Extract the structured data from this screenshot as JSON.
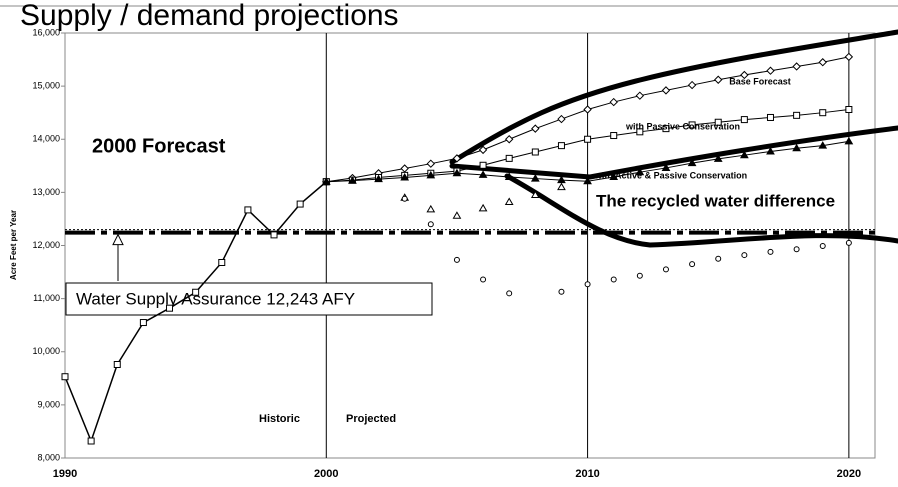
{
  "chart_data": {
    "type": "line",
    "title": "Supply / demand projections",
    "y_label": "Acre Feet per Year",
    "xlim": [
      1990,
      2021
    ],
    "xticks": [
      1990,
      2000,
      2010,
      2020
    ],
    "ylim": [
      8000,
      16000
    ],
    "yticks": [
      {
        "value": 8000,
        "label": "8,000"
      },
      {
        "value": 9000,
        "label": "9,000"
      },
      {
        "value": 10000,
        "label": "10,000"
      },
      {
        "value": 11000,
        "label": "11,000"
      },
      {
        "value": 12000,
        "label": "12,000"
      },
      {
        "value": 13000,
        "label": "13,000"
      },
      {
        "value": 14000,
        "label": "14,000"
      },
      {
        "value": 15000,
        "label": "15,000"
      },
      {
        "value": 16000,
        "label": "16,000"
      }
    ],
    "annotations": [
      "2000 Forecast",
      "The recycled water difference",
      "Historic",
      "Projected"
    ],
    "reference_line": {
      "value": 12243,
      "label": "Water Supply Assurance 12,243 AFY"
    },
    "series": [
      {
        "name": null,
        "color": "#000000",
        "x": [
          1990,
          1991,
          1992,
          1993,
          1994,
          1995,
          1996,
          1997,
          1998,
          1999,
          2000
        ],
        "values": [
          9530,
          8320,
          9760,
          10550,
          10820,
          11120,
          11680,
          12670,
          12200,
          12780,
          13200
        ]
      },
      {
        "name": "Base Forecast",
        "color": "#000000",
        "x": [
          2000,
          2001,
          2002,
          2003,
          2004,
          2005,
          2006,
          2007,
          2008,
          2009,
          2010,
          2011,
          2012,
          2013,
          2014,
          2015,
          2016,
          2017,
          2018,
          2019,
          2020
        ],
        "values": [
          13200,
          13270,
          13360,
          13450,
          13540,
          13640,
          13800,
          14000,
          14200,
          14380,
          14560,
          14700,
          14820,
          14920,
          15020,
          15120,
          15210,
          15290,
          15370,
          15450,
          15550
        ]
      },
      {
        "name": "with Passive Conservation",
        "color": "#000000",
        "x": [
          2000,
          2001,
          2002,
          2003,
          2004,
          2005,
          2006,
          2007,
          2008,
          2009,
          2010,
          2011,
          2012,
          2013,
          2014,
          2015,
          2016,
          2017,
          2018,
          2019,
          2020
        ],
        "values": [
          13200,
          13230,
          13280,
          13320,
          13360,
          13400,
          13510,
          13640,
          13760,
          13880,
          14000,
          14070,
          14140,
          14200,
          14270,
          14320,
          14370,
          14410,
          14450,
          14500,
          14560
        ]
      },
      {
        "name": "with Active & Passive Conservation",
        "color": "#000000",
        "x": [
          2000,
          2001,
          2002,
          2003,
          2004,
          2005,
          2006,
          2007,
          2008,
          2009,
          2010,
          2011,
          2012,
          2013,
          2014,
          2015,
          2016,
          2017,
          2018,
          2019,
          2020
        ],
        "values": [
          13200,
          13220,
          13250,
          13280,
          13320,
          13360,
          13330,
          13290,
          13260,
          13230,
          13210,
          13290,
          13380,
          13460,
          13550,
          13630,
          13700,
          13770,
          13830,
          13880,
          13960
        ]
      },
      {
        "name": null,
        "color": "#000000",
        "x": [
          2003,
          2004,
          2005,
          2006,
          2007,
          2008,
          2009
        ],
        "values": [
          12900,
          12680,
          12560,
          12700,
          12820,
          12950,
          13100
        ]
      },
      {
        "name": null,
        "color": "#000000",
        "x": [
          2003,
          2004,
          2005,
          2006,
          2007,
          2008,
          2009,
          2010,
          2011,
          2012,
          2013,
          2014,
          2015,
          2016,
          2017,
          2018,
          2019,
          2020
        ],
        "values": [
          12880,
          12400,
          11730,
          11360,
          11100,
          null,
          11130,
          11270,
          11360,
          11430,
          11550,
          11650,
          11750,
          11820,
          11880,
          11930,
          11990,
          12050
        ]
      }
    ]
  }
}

* * *

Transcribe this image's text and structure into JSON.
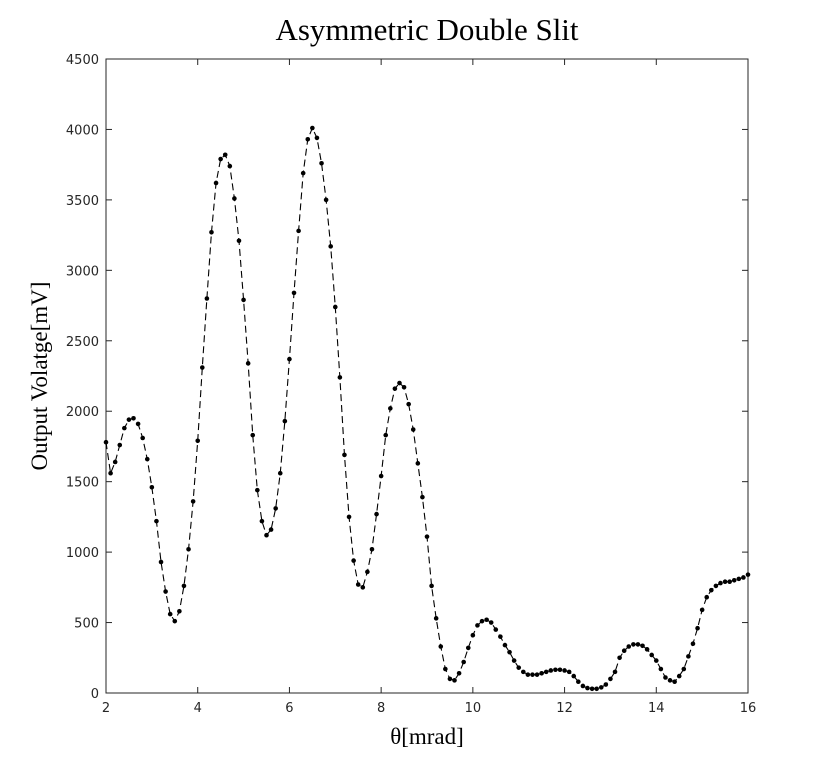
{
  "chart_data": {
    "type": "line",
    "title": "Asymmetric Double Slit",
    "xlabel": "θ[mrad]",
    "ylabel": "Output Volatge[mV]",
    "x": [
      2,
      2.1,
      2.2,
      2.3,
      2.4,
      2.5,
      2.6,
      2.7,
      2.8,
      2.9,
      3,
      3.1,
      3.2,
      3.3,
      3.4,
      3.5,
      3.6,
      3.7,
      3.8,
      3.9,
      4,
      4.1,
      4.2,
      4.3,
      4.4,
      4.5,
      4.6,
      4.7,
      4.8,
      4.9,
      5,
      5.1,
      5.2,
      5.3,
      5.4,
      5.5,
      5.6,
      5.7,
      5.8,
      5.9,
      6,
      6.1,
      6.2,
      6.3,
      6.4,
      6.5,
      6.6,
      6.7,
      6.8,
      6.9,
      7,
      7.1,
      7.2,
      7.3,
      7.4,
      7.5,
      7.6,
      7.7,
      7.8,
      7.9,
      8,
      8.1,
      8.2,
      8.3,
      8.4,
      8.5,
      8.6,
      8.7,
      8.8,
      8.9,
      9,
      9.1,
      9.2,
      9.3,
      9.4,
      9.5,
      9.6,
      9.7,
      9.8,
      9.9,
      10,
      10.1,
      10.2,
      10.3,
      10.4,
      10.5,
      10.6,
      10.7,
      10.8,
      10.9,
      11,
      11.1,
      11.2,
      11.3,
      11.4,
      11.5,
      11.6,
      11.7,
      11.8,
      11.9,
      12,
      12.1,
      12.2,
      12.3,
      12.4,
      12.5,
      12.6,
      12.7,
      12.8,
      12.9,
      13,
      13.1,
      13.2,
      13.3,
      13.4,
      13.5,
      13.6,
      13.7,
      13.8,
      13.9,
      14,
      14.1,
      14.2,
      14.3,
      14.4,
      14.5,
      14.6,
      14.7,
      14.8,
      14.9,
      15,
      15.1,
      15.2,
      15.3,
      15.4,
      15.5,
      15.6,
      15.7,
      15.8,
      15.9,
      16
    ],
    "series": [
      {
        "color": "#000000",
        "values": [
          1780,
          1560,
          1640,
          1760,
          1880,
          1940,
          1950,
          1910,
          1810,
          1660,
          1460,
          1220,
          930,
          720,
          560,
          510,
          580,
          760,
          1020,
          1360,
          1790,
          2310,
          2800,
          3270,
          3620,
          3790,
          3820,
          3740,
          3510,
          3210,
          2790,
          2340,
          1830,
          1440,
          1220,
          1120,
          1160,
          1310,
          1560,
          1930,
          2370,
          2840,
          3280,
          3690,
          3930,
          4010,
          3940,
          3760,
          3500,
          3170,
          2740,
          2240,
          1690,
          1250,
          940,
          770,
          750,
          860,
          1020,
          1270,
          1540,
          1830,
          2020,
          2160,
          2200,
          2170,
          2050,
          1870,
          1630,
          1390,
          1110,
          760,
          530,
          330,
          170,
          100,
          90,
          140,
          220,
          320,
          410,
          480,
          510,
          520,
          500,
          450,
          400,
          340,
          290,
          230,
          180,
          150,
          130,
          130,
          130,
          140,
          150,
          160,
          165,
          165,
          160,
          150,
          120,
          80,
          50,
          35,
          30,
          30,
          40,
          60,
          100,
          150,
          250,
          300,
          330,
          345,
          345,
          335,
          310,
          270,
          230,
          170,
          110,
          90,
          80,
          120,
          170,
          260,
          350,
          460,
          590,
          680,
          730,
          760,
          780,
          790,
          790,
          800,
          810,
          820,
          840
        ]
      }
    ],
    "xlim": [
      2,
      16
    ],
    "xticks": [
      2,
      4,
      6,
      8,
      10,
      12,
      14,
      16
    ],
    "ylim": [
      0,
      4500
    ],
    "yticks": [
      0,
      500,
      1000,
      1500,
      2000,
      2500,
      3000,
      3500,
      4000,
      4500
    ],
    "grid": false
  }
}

---

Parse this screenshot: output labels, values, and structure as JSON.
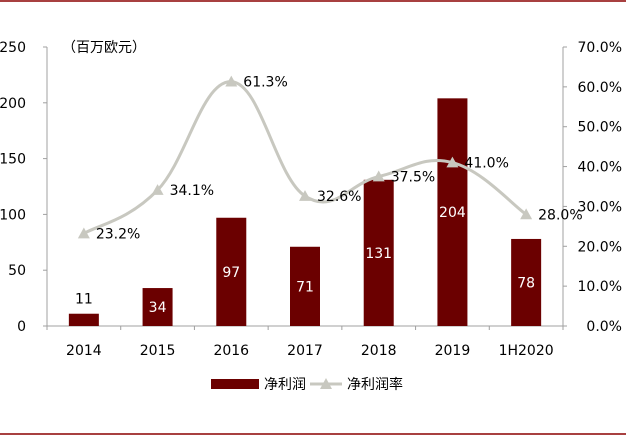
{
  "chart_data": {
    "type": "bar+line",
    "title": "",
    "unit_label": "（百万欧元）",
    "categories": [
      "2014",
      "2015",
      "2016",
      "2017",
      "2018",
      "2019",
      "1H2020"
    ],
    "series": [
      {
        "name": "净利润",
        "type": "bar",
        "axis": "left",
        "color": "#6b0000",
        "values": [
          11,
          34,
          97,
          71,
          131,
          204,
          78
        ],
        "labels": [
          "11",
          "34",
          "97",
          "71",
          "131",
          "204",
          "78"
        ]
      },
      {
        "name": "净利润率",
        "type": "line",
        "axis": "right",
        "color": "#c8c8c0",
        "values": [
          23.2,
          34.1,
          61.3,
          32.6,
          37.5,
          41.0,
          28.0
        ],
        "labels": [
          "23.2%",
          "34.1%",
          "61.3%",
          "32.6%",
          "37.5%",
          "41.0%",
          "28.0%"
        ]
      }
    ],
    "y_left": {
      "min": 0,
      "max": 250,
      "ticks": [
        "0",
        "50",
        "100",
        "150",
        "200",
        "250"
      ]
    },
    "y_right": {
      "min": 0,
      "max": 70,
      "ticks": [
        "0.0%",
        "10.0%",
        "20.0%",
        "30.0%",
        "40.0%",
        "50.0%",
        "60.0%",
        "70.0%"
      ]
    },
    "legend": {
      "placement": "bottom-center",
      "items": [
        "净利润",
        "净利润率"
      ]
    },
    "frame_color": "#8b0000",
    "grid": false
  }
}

TASK REQUIREMENTS ->
Identify each line in the entries with the word "name" and copy it.

EXERCISE SOLUTION ->
        "name": null,
        "name": "Base Forecast",
        "name": "with Passive Conservation",
        "name": "with Active & Passive Conservation",
        "name": null,
        "name": null,
        "name": "净利润",
        "name": "净利润率",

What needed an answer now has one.